((

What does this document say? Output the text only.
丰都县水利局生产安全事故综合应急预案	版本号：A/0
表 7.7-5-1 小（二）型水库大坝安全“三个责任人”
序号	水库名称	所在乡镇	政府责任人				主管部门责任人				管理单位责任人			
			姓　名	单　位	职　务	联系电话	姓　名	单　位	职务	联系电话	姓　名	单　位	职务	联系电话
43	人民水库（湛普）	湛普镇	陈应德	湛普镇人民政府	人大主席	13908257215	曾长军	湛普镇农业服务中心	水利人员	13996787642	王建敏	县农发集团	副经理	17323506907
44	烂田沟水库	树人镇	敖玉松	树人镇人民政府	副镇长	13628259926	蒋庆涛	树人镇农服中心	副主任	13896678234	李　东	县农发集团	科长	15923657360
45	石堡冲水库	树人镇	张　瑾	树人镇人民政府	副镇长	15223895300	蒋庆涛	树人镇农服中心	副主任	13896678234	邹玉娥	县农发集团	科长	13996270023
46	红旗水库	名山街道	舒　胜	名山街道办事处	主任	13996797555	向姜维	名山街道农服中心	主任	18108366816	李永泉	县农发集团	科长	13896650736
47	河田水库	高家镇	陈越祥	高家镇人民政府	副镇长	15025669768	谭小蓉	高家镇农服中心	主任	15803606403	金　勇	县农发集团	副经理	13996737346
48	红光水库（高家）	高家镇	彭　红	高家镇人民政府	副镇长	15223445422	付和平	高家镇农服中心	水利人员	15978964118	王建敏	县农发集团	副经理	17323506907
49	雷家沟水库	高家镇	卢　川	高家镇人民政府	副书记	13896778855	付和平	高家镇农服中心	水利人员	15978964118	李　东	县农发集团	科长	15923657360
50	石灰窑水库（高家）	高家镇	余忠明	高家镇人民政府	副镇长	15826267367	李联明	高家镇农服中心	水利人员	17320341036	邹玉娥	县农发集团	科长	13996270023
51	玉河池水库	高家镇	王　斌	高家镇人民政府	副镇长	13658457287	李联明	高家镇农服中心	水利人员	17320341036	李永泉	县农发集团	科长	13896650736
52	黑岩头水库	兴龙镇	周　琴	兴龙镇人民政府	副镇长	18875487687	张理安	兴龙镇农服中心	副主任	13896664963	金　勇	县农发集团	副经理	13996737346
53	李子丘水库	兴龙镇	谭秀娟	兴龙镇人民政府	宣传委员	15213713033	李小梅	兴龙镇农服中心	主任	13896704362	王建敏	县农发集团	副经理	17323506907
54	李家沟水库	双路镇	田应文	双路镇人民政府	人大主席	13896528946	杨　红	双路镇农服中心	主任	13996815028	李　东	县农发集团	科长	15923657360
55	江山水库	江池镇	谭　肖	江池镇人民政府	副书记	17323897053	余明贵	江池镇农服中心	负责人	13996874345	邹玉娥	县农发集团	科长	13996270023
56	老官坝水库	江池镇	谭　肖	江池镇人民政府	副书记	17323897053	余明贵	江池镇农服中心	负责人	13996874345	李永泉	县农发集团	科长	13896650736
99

))

THE EXERCISE
Collect each line containing the string "树人镇农服中心".

THE RESULT
44	烂田沟水库	树人镇	敖玉松	树人镇人民政府	副镇长	13628259926	蒋庆涛	树人镇农服中心	副主任	13896678234	李　东	县农发集团	科长	15923657360
45	石堡冲水库	树人镇	张　瑾	树人镇人民政府	副镇长	15223895300	蒋庆涛	树人镇农服中心	副主任	13896678234	邹玉娥	县农发集团	科长	13996270023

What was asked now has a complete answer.